▸ Aufgaben:
1. Stimmen die Aussagen (a), (b) und (c) mit dem Text über Sauerstoff im Körper überein? Antworten Sie jeweils mit Ja oder Nein und zitieren Sie die entscheidenden Worte des Textes wörtlich.
(a) Werte von 96 % bis 98 % zeigen an, dass das Blut ausreichend mit Sauerstoff gesättigt ist.
(b) Die Sauerstoffsättigung des Blutes lässt sich nur mit aufwendigen Geräten bestimmen.
(c) Eine dauerhafte Zufuhr von konzentriertem Sauerstoff schont die Lungenzellen.
2. Greifen Sie den Text über Sauerstoff im Körper nach seinem letzten Satz auf und schreiben Sie ihn weiter.

▸ Textauszug:
┄┄┄┄┄┄┄┄┄┄
Sauerstoff im Körper

 

 

Außer in der Intensivmedizin, bei Notfällen oder bei schweren Lungenerkrankungen wie z.B. Fortgeschrittenes / Endstadium der COPD, Lungenfibrose, Lungenemphysem oder Lungensarkoidose, gelangt meist ausreichend Sauerstoff aus der Luft über die Lunge in das Blut. Dies kann sehr einfach mit einem sog. Pulsoximeter (Fingerclip) gemessen werden. Werte von 96 % bis 98 % sind ein Zeichen dafür, dass das Blut ausreichend mit Sauerstoff gesättigt ist. Mehr geht nicht! Die vermehrte Zufuhr von Sauerstoff ist dann biologisch und physiologisch unnötig, da das Blut bereits ausreichend damit gesättigt ist.

Erfolgt dennoch eine Zufuhr von konzentrierten Sauerstoff (meist mehr als 90% durch eine Sauerstoff-Flasche oder Sauerstoffkonzentrator), würden die Lungenzellen aufgrund der vermehrten Bildung freier Radikale auf Dauer schneller und vermehrt geschädigt werden!
┄┄┄┄┄┄┄┄┄┄
[Datensätze]

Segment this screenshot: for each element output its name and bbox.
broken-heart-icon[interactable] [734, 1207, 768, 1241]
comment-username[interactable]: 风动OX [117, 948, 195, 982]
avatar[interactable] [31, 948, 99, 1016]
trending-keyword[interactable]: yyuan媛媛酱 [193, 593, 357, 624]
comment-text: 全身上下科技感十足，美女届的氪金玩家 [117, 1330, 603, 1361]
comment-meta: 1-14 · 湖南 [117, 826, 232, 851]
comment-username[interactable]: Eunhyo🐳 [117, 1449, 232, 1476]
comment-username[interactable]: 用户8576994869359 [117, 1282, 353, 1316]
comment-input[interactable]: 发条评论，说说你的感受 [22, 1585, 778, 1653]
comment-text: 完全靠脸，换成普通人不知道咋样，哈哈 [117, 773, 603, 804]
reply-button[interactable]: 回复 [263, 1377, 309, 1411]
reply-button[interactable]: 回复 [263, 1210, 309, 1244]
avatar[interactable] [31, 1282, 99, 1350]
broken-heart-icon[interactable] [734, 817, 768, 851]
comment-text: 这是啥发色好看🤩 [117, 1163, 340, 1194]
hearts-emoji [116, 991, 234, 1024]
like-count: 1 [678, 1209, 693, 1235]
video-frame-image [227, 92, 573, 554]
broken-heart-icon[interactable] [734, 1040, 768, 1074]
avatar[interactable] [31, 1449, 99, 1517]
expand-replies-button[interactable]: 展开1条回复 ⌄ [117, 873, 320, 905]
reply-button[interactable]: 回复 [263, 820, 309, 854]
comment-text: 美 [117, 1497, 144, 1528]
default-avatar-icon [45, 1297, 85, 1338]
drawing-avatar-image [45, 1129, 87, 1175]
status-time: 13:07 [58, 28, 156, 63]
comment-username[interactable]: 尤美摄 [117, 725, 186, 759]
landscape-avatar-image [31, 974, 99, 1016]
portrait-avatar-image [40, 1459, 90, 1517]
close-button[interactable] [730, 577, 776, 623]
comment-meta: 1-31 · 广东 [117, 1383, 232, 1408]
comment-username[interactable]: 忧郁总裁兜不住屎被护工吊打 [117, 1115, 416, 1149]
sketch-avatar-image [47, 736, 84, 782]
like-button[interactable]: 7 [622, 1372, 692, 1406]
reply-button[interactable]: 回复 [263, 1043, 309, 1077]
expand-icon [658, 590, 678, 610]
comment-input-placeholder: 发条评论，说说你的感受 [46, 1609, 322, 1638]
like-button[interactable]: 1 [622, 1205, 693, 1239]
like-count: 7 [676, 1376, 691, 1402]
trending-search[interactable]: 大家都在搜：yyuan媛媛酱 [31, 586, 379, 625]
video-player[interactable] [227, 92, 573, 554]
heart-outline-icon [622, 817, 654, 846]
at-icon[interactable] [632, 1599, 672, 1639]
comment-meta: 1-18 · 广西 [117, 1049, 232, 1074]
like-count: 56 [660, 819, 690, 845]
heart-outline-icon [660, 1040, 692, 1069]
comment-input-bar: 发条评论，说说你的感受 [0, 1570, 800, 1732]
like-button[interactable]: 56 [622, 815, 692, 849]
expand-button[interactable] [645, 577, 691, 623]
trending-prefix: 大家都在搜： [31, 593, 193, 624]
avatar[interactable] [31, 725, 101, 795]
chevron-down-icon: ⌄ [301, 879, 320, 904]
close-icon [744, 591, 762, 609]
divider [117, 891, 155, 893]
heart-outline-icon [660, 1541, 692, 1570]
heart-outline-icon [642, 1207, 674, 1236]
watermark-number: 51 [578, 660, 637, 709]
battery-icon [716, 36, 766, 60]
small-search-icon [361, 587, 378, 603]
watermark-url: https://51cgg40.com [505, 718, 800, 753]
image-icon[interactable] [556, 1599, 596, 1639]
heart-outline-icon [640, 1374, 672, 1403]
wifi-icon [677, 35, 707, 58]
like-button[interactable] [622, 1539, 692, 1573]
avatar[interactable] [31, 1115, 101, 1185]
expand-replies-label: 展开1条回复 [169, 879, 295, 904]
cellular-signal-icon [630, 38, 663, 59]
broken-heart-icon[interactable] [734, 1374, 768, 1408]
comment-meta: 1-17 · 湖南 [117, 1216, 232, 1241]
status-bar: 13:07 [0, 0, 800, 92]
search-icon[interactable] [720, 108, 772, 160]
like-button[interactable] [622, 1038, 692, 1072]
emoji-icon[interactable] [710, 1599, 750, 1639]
┄┄┄┄┄┄┄┄┄┄
▸ Lösungen:
1.
(a) Ja: „Werte von 96 % bis 98 % sind ein Zeichen dafür, dass das Blut ausreichend mit Sauerstoff gesättigt ist."
(b) Nein: „Dies kann sehr einfach mit einem sog. Pulsoximeter (Fingerclip) gemessen werden."
(c) Nein: „würden die Lungenzellen aufgrund der vermehrten Bildung freier Radikale auf Dauer schneller und vermehrt geschädigt werden!"

2.
Wenn die mittels Pulsoximeter gemessene Sauerstoffkonzentration dauerhaft unter einem Wert von 94% liegt, ist zu wenig Sauerstoff im Blut. Es gibt zwei Möglichkeiten dem entgegenzuwirken:

Entweder lebenslang hochkonzentrierten Sauerstoff und / oder Medikamente zu inhalieren / einzunehmen – wobei allerdings nicht die Ursache der gestörten Funktion der Lungenzellen behandelt werden, oder

zu versuchen eine Regeneration der Lungenzellen zu erreichen, was dann eine Langzeitsauerstofftherapie überflüssig machen kann, bzw. die tägliche Zeit der Sauerstoffzufuhr deutlich verringert. Der Vorteil dieser Möglichkeit wären:
- weniger Schäden im Lungengewebe
- eine gesteigerte Lebensqualität sowie Leistungsfähigkeit
- eine Ursachenbehandlung.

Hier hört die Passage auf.